##### Exercise text

What forms current EMPLOYEE communications take (channels, messaging, and frequency)

What monitoring tools like Google Alerts and Radian6 (@MarketingCloud) you currently use to identify and track EMPLOYEE/AMPLIFIERS across blogs, websites, and social media

Whether your organization asks new hires to provide Twitter and other social media handles as part of their onboarding process



With this PARTNER and EMPLOYEE information in hand, your PAD Team should have a treasure trove of information regarding your company’s current PAD efforts across all of your Paid, Owned, and Earned Media. It’s therefore time to take your team out for a well-earned adult beverage of their choosing. Just make sure everyone’s back in the morning bright and early; you’re going to have some very important goals to set.

The Employee Connundrum: Audience Asset or Liability?

While your PAD Audit should assess the viability of leveraging your EMPLOYEES as AMPLIFIERS, you should not feel obligated to do so. Many businesses have very legitimate reasons for restricting the use of social media by EMPLOYEES. Case in point: restaurants.

Restaurants exist to serve CUSTOMERS with their full attention; consequently, many have policies restricting EMPLOYEE use of cell phones during work. I spoke with one restaurateur recently who also bans EMPLOYEES from discussing the restaurant on social media. While this may sound dictatorial, his reason is simple: He wants to make sure the restaurant is presented online in a manner consistent with his vision. It may be funny when an employee tweets out, “Five tables open—come get fat and spend money”; but it doesn’t project the image he wants for his restaurant.

So when assessing whether to leverage EMPLOYEES or any proprietary audience for that matter, don’t be afraid to go against the grain if it serves your brand without negatively impacting sales.





Document the Holes


With your PAD Audit findings hot off the presses, be sure to document the holes in your existing efforts. What channels are missing, underdeveloped, or understaffed? Where is your Paid Media not working hard enough? Where is there confusion or conflict as to channel ownership or control?

##########
##### Recorded information

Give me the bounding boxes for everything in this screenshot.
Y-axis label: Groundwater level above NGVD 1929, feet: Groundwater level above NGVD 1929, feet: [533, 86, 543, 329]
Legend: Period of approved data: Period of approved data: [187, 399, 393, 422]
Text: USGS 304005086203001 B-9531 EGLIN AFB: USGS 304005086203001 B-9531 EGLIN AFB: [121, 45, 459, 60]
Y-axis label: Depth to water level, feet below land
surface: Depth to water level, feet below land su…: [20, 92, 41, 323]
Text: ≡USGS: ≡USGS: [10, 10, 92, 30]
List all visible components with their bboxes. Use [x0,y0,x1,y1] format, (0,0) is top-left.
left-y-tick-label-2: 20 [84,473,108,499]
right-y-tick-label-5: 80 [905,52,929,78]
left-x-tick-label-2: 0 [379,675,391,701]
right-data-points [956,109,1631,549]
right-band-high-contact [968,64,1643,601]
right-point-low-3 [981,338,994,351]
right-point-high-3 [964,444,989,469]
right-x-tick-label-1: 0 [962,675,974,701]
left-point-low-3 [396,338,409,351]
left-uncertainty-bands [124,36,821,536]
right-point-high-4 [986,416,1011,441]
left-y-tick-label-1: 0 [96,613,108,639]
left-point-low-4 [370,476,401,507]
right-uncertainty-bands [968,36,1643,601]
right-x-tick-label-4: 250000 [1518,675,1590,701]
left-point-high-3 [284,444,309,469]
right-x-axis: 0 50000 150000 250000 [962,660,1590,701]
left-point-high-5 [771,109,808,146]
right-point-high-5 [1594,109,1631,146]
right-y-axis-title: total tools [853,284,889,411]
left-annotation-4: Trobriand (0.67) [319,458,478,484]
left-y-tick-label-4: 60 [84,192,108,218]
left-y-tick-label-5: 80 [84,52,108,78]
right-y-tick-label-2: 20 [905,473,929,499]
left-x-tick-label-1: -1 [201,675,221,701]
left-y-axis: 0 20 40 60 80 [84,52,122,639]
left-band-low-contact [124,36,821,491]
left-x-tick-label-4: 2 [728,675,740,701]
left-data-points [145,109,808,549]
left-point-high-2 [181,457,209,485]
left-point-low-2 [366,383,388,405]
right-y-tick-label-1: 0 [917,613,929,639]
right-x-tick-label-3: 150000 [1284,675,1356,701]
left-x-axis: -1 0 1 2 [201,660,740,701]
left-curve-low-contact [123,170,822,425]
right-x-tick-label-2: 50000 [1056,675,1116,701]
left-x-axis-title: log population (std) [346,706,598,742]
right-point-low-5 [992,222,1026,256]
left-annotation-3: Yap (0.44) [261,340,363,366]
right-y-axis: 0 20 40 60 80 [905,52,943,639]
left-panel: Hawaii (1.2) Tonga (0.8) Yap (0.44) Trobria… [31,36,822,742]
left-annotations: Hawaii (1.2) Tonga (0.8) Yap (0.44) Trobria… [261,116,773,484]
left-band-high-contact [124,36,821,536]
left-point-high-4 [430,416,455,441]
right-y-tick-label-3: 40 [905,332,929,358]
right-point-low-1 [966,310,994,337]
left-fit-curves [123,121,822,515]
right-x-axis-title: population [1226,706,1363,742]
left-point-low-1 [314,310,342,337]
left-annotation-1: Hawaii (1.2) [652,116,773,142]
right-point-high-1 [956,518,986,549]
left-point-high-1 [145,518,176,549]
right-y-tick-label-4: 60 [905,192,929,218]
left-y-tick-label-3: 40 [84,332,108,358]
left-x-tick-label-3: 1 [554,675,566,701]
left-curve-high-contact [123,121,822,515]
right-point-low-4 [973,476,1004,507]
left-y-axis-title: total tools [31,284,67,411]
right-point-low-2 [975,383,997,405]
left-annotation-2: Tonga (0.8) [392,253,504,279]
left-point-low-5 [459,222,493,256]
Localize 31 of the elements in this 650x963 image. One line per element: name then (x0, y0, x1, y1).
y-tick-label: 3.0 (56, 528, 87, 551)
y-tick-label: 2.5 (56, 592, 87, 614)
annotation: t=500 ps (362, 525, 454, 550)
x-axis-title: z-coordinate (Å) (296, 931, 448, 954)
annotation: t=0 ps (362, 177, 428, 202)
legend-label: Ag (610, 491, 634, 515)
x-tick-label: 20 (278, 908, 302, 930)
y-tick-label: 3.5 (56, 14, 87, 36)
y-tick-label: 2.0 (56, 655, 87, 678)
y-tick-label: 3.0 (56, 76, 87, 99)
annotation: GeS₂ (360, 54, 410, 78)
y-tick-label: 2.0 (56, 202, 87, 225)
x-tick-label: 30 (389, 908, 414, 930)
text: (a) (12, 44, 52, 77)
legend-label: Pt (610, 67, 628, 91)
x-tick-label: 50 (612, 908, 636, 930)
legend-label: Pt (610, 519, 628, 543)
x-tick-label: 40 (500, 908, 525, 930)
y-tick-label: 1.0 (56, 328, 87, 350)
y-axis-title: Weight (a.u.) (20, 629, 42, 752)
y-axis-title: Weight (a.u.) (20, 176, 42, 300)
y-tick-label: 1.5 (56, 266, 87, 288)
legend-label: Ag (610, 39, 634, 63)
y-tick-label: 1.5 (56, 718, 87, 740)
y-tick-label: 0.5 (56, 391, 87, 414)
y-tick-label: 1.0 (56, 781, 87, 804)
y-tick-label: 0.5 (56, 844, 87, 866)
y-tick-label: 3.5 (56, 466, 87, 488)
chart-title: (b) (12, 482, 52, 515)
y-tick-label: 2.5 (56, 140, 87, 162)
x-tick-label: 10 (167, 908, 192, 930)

##########

Prompt 1:
In the passage about the PAD Audit, what does the restaurateur ban his employees from doing?
Prompt 2:
Rewrite the passage about the PAD Audit, starting with "Restaurants exist to" and going on through "negatively impacting sales.", with "cell phones" replaced by "mobile phones".
Prompt 3:
Continue the passage about the PAD Audit after its last sentence.

Written answer 1:
He bans them from discussing the restaurant on social media.

Written answer 2:
Restaurants exist to serve CUSTOMERS with their full attention; consequently, many have policies restricting EMPLOYEE use of mobile phones during work. I spoke with one restaurateur recently who also bans EMPLOYEES from discussing the restaurant on social media. While this may sound dictatorial, his reason is simple: He wants to make sure the restaurant is presented online in a manner consistent with his vision. It may be funny when an employee tweets out, “Five tables open—come get fat and spend money”; but it doesn’t project the image he wants for his restaurant.

So when assessing whether to leverage EMPLOYEES or any proprietary audience for that matter, don’t be afraid to go against the grain if it serves your brand without negatively impacting sales.

Written answer 3:
This list of holes in your current Proprietary Audience Development efforts will be an indispensable asset as you look to articulate your goals, map your strategy, and prioritize future tactics.





3. Set Your PAD Goals


For your PAD Team to evolve from an off-the-org chart collaborative into the cross-functional, asset-building juggernaut we know it can be, you’re going to need to set some goals. Your number one goal, of course, is contained in the PAD acronym itself—Proprietary Audience Development. You and your team are seeking to develop proprietary audiences in assets for your company.

But why exactly is that again?

It may seem like a silly question to ask at this point, but it’s the question your company’s leaders will ask when you inform them of your PAD Team efforts. Why exactly are you investing your time in Proprietary Audience Development? Why should your team? And why should your company? Answer these questions in a fashion that satisfies your CEO, CMO, and CFO, and you have found your PAD Goals.

So without further ado, here are some PAD Goals worth consideration as well as some inspiration from brands working toward each:

1. Increase marketing-generated sales. For many executives, this is the only marketing question of any kind that matters—did your PAD efforts generate sales? If you want to prove that your proprietary audiences are assets to the company, then this should be goal number one of your PAD efforts.

Inspiration: Restaurant.com (@Restaurant_com) realizes 900 percent more revenue per email thanks to automated messages to SUBSCRIBERS.2

2. Increase paid media ROI. This goal requires collaboration with your Paid Media brethren to add Proprietary Audience Development CTAs to their campaigns. Instead of just measuring sales lift, they can also generate value via the SUBSCRIBERS, FANS, and FOLLOWERS driven into your permission marketing loop.

Inspiration: Papa John’s (@PapaJohns) Super Bowl coin toss campaign, which sold pizzas and built SUBSCRIBERS, FANS, and FOLLOWERS.

3. Decrease dependency on paid media. This may rankle your paid advertising friends, but it’s a worthy goal. Larger, more responsive proprietary audiences should give you both the will and the way to phase out your least productive paid media placements.